What is being asked → Take every line from the listing below that contains "وہاں".

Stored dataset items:
begin
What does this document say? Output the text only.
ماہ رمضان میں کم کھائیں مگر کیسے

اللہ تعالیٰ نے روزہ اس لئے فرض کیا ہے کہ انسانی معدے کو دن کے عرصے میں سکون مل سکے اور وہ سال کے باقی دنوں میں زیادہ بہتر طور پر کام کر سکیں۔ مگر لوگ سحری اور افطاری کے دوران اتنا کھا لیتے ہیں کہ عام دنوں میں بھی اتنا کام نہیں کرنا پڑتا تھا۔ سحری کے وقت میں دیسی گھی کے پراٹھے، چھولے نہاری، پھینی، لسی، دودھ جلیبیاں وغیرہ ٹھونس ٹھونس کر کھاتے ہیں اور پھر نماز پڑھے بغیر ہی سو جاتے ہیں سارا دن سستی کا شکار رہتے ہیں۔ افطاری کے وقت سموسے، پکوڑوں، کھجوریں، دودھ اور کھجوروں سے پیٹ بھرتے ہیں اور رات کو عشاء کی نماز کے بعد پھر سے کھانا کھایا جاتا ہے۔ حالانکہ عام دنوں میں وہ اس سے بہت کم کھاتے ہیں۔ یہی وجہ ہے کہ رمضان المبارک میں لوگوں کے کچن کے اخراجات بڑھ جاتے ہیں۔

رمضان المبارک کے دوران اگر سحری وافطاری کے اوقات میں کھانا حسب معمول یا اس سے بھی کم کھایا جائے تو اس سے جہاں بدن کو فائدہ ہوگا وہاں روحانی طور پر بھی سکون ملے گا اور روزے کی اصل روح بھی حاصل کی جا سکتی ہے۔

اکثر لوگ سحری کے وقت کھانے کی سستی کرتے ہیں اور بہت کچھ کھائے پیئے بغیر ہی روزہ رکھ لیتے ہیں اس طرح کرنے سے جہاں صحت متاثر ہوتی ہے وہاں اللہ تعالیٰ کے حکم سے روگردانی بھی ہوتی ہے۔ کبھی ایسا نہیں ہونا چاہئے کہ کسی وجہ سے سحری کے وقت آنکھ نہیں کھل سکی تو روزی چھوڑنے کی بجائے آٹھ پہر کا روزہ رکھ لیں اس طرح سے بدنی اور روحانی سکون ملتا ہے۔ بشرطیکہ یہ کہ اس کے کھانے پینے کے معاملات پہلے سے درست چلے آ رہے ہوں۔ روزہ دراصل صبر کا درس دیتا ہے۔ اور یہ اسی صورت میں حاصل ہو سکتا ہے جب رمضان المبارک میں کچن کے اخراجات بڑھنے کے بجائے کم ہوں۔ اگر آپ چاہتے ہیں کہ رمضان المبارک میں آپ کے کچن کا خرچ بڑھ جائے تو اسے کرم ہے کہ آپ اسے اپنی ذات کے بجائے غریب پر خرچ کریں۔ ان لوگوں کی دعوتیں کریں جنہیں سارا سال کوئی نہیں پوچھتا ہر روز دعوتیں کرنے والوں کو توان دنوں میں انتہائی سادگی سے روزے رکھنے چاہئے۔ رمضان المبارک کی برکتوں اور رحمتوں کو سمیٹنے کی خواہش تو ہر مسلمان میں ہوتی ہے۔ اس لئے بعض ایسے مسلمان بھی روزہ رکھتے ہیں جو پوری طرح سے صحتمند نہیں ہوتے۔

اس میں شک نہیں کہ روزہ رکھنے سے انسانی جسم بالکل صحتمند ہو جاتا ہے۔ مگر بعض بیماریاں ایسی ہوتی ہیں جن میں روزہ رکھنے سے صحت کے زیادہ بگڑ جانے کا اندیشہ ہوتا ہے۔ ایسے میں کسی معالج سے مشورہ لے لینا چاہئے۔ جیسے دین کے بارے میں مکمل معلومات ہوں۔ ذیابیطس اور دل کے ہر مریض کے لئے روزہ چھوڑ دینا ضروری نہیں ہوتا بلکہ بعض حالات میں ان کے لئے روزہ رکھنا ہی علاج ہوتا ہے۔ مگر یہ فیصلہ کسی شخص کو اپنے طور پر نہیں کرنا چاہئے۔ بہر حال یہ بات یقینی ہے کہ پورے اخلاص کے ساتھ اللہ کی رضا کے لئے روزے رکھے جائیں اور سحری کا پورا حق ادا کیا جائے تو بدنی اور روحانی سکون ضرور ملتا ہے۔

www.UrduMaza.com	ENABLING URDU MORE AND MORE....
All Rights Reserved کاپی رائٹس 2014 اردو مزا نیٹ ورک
end
Final result →
رمضان المبارک کے دوران اگر سحری وافطاری کے اوقات میں کھانا حسب معمول یا اس سے بھی کم کھایا جائے تو اس سے جہاں بدن کو فائدہ ہوگا وہاں روحانی طور پر بھی سکون ملے گا اور روزے کی اصل روح بھی حاصل کی جا سکتی ہے۔
اکثر لوگ سحری کے وقت کھانے کی سستی کرتے ہیں اور بہت کچھ کھائے پیئے بغیر ہی روزہ رکھ لیتے ہیں اس طرح کرنے سے جہاں صحت متاثر ہوتی ہے وہاں اللہ تعالیٰ کے حکم سے روگردانی بھی ہوتی ہے۔ کبھی ایسا نہیں ہونا چاہئے کہ کسی وجہ سے سحری کے وقت آنکھ نہیں کھل سکی تو روزی چھوڑنے کی بجائے آٹھ پہر کا روزہ رکھ لیں اس طرح سے بدنی اور روحانی سکون ملتا ہے۔ بشرطیکہ یہ کہ اس کے کھانے پینے کے معاملات پہلے سے درست چلے آ رہے ہوں۔ روزہ دراصل صبر کا درس دیتا ہے۔ اور یہ اسی صورت میں حاصل ہو سکتا ہے جب رمضان المبارک میں کچن کے اخراجات بڑھنے کے بجائے کم ہوں۔ اگر آپ چاہتے ہیں کہ رمضان المبارک میں آپ کے کچن کا خرچ بڑھ جائے تو اسے کرم ہے کہ آپ اسے اپنی ذات کے بجائے غریب پر خرچ کریں۔ ان لوگوں کی دعوتیں کریں جنہیں سارا سال کوئی نہیں پوچھتا ہر روز دعوتیں کرنے والوں کو توان دنوں میں انتہائی سادگی سے روزے رکھنے چاہئے۔ رمضان المبارک کی برکتوں اور رحمتوں کو سمیٹنے کی خواہش تو ہر مسلمان میں ہوتی ہے۔ اس لئے بعض ایسے مسلمان بھی روزہ رکھتے ہیں جو پوری طرح سے صحتمند نہیں ہوتے۔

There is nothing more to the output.